WHAT IS ASKED: Please quote the material exactly, every line of it.

GIVEN DATA:
- - - - - - -
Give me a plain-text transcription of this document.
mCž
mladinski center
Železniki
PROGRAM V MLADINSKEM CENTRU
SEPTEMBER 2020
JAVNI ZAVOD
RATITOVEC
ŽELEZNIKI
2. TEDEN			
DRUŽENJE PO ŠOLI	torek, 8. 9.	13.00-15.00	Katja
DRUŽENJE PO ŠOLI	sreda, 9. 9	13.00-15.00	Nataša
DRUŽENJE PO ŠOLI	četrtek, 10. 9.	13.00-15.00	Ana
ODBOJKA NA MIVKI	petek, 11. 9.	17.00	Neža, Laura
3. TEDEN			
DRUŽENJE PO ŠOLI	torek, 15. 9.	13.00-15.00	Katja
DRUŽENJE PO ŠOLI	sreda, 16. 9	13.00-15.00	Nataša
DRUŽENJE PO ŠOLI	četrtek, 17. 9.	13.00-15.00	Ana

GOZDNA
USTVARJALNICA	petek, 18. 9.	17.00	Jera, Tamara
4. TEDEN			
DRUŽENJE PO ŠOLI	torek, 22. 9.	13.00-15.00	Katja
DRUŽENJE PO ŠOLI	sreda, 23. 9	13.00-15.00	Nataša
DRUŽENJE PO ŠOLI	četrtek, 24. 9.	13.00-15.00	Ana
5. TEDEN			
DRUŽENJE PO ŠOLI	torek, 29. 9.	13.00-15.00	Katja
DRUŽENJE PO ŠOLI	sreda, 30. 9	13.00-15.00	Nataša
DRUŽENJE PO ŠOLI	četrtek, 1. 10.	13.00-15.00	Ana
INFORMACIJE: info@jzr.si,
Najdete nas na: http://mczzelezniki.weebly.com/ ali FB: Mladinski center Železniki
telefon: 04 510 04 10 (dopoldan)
- - - - - - -
THE REPLY:
Give me a plain-text transcription of this document.
mCž
mladinski center
Železniki
PROGRAM V MLADINSKEM CENTRU
SEPTEMBER 2020
JAVNI ZAVOD
RATITOVEC
ŽELEZNIKI
2. TEDEN			
DRUŽENJE PO ŠOLI	torek, 8. 9.	13.00-15.00	Katja
DRUŽENJE PO ŠOLI	sreda, 9. 9	13.00-15.00	Nataša
DRUŽENJE PO ŠOLI	četrtek, 10. 9.	13.00-15.00	Ana
ODBOJKA NA MIVKI	petek, 11. 9.	17.00	Neža, Laura
3. TEDEN			
DRUŽENJE PO ŠOLI	torek, 15. 9.	13.00-15.00	Katja
DRUŽENJE PO ŠOLI	sreda, 16. 9	13.00-15.00	Nataša
DRUŽENJE PO ŠOLI	četrtek, 17. 9.	13.00-15.00	Ana

GOZDNA
USTVARJALNICA	petek, 18. 9.	17.00	Jera, Tamara
4. TEDEN			
DRUŽENJE PO ŠOLI	torek, 22. 9.	13.00-15.00	Katja
DRUŽENJE PO ŠOLI	sreda, 23. 9	13.00-15.00	Nataša
DRUŽENJE PO ŠOLI	četrtek, 24. 9.	13.00-15.00	Ana
5. TEDEN			
DRUŽENJE PO ŠOLI	torek, 29. 9.	13.00-15.00	Katja
DRUŽENJE PO ŠOLI	sreda, 30. 9	13.00-15.00	Nataša
DRUŽENJE PO ŠOLI	četrtek, 1. 10.	13.00-15.00	Ana
INFORMACIJE: info@jzr.si,
Najdete nas na: http://mczzelezniki.weebly.com/ ali FB: Mladinski center Železniki
telefon: 04 510 04 10 (dopoldan)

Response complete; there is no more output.